Material for this exercise:
==*==
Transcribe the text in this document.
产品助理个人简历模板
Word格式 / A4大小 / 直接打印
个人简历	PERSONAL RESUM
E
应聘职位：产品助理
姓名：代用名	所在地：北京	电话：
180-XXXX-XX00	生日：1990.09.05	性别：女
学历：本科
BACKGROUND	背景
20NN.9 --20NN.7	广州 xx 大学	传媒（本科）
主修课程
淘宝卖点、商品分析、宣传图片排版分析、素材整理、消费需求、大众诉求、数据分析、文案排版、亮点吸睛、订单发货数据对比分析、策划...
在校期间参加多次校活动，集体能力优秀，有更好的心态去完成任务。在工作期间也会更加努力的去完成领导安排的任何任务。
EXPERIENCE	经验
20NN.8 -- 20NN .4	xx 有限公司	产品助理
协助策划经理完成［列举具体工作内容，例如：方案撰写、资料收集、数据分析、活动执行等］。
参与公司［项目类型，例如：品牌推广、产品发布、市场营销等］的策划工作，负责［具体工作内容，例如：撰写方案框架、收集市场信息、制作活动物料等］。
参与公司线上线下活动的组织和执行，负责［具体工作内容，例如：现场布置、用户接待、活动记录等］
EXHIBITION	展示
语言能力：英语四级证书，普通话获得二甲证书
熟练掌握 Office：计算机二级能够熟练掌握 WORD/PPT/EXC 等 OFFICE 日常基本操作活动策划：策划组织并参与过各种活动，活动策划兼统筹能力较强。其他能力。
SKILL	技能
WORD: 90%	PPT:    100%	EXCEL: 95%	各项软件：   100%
==*==
Given instruction: Restate each record word for word.

Response to the task:
Transcribe the text in this document.
产品助理个人简历模板
Word格式 / A4大小 / 直接打印
个人简历	PERSONAL RESUM
E
应聘职位：产品助理
姓名：代用名	所在地：北京	电话：
180-XXXX-XX00	生日：1990.09.05	性别：女
学历：本科
BACKGROUND	背景
20NN.9 --20NN.7	广州 xx 大学	传媒（本科）
主修课程
淘宝卖点、商品分析、宣传图片排版分析、素材整理、消费需求、大众诉求、数据分析、文案排版、亮点吸睛、订单发货数据对比分析、策划...
在校期间参加多次校活动，集体能力优秀，有更好的心态去完成任务。在工作期间也会更加努力的去完成领导安排的任何任务。
EXPERIENCE	经验
20NN.8 -- 20NN .4	xx 有限公司	产品助理
协助策划经理完成［列举具体工作内容，例如：方案撰写、资料收集、数据分析、活动执行等］。
参与公司［项目类型，例如：品牌推广、产品发布、市场营销等］的策划工作，负责［具体工作内容，例如：撰写方案框架、收集市场信息、制作活动物料等］。
参与公司线上线下活动的组织和执行，负责［具体工作内容，例如：现场布置、用户接待、活动记录等］
EXHIBITION	展示
语言能力：英语四级证书，普通话获得二甲证书
熟练掌握 Office：计算机二级能够熟练掌握 WORD/PPT/EXC 等 OFFICE 日常基本操作活动策划：策划组织并参与过各种活动，活动策划兼统筹能力较强。其他能力。
SKILL	技能
WORD: 90%	PPT:    100%	EXCEL: 95%	各项软件：   100%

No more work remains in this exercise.